▸ Material to process

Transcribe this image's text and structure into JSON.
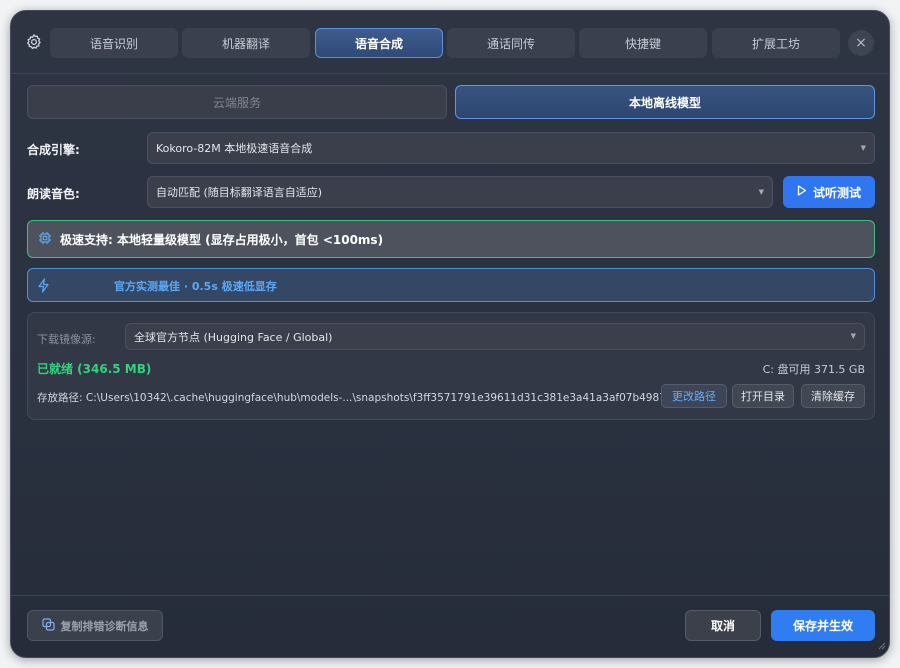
{
  "tabs": [
    {
      "label": "语音识别"
    },
    {
      "label": "机器翻译"
    },
    {
      "label": "语音合成"
    },
    {
      "label": "通话同传"
    },
    {
      "label": "快捷键"
    },
    {
      "label": "扩展工坊"
    }
  ],
  "active_tab": "语音合成",
  "close_label": "×",
  "mode": {
    "cloud": "云端服务",
    "local": "本地离线模型",
    "selected": "本地离线模型"
  },
  "engine": {
    "label": "合成引擎:",
    "value": "Kokoro-82M 本地极速语音合成"
  },
  "voice": {
    "label": "朗读音色:",
    "value": "自动匹配 (随目标翻译语言自适应)",
    "test_button": "试听测试"
  },
  "notice_green": "极速支持: 本地轻量级模型 (显存占用极小，首包 <100ms)",
  "notice_blue": "官方实测最佳 · 0.5s 极速低显存",
  "download": {
    "mirror_label": "下载镜像源:",
    "mirror_value": "全球官方节点 (Hugging Face / Global)",
    "status": "已就绪 (346.5 MB)",
    "disk": "C: 盘可用 371.5 GB",
    "path": "存放路径: C:\\Users\\10342\\.cache\\huggingface\\hub\\models-...\\snapshots\\f3ff3571791e39611d31c381e3a41a3af07b4987",
    "change_path": "更改路径",
    "open_dir": "打开目录",
    "clear_cache": "清除缓存"
  },
  "footer": {
    "copy_diag": "复制排错诊断信息",
    "cancel": "取消",
    "save": "保存并生效"
  },
  "colors": {
    "accent": "#2f7df0",
    "success": "#33d27c",
    "notice_border_green": "#3ebd7c",
    "notice_text_blue": "#5aa8f5"
  }
}
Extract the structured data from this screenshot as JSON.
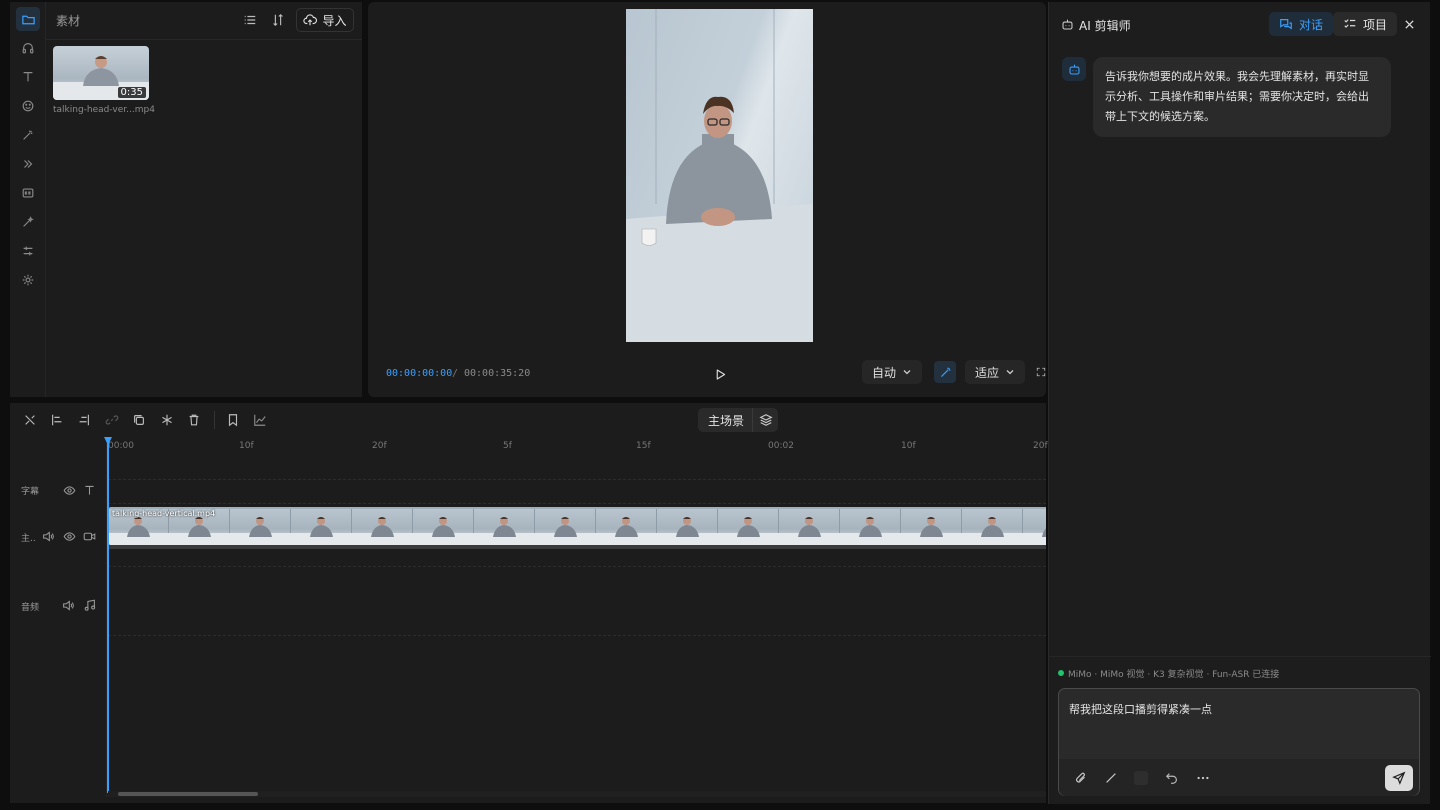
{
  "media_panel": {
    "title": "素材",
    "import_label": "导入",
    "clip": {
      "duration": "0:35",
      "name": "talking-head-ver...mp4"
    }
  },
  "preview": {
    "current_time": "00:00:00:00",
    "separator": "/",
    "total_time": "00:00:35:20",
    "quality_label": "自动",
    "fit_label": "适应"
  },
  "timeline": {
    "scene_label": "主场景",
    "ticks": [
      "00:00",
      "10f",
      "20f",
      "5f",
      "15f",
      "00:02",
      "10f",
      "20f"
    ],
    "tracks": {
      "subtitle_label": "字幕",
      "main_label": "主..",
      "audio_label": "音频"
    },
    "clip_name": "talking-head-vertical.mp4"
  },
  "ai_panel": {
    "title": "AI 剪辑师",
    "tab_chat": "对话",
    "tab_project": "项目",
    "message": "告诉我你想要的成片效果。我会先理解素材，再实时显示分析、工具操作和审片结果；需要你决定时，会给出带上下文的候选方案。",
    "status": "MiMo · MiMo 视觉 · K3 复杂视觉 · Fun-ASR 已连接",
    "input_value": "帮我把这段口播剪得紧凑一点"
  },
  "colors": {
    "accent": "#3aa0ff",
    "online": "#21c36b"
  }
}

▸ Goal
Leave out the pictures and give the listing above again exactly.

▸ Result
Transcribe this image's text and structure into JSON.
{
  "tabs": [
    {
      "label": "语音识别"
    },
    {
      "label": "机器翻译"
    },
    {
      "label": "语音合成"
    },
    {
      "label": "通话同传"
    },
    {
      "label": "快捷键"
    },
    {
      "label": "扩展工坊"
    }
  ],
  "active_tab": "语音合成",
  "close_label": "×",
  "mode": {
    "cloud": "云端服务",
    "local": "本地离线模型",
    "selected": "本地离线模型"
  },
  "engine": {
    "label": "合成引擎:",
    "value": "Kokoro-82M 本地极速语音合成"
  },
  "voice": {
    "label": "朗读音色:",
    "value": "自动匹配 (随目标翻译语言自适应)",
    "test_button": "试听测试"
  },
  "notice_green": "极速支持: 本地轻量级模型 (显存占用极小，首包 <100ms)",
  "notice_blue": "官方实测最佳 · 0.5s 极速低显存",
  "download": {
    "mirror_label": "下载镜像源:",
    "mirror_value": "全球官方节点 (Hugging Face / Global)",
    "status": "已就绪 (346.5 MB)",
    "disk": "C: 盘可用 371.5 GB",
    "path": "存放路径: C:\\Users\\10342\\.cache\\huggingface\\hub\\models-...\\snapshots\\f3ff3571791e39611d31c381e3a41a3af07b4987",
    "change_path": "更改路径",
    "open_dir": "打开目录",
    "clear_cache": "清除缓存"
  },
  "footer": {
    "copy_diag": "复制排错诊断信息",
    "cancel": "取消",
    "save": "保存并生效"
  },
  "colors": {
    "accent": "#2f7df0",
    "success": "#33d27c",
    "notice_border_green": "#3ebd7c",
    "notice_text_blue": "#5aa8f5"
  }
}
Extract the structured data from this screenshot as JSON.
{
  "media_panel": {
    "title": "素材",
    "import_label": "导入",
    "clip": {
      "duration": "0:35",
      "name": "talking-head-ver...mp4"
    }
  },
  "preview": {
    "current_time": "00:00:00:00",
    "separator": "/",
    "total_time": "00:00:35:20",
    "quality_label": "自动",
    "fit_label": "适应"
  },
  "timeline": {
    "scene_label": "主场景",
    "ticks": [
      "00:00",
      "10f",
      "20f",
      "5f",
      "15f",
      "00:02",
      "10f",
      "20f"
    ],
    "tracks": {
      "subtitle_label": "字幕",
      "main_label": "主..",
      "audio_label": "音频"
    },
    "clip_name": "talking-head-vertical.mp4"
  },
  "ai_panel": {
    "title": "AI 剪辑师",
    "tab_chat": "对话",
    "tab_project": "项目",
    "message": "告诉我你想要的成片效果。我会先理解素材，再实时显示分析、工具操作和审片结果；需要你决定时，会给出带上下文的候选方案。",
    "status": "MiMo · MiMo 视觉 · K3 复杂视觉 · Fun-ASR 已连接",
    "input_value": "帮我把这段口播剪得紧凑一点"
  },
  "colors": {
    "accent": "#3aa0ff",
    "online": "#21c36b"
  }
}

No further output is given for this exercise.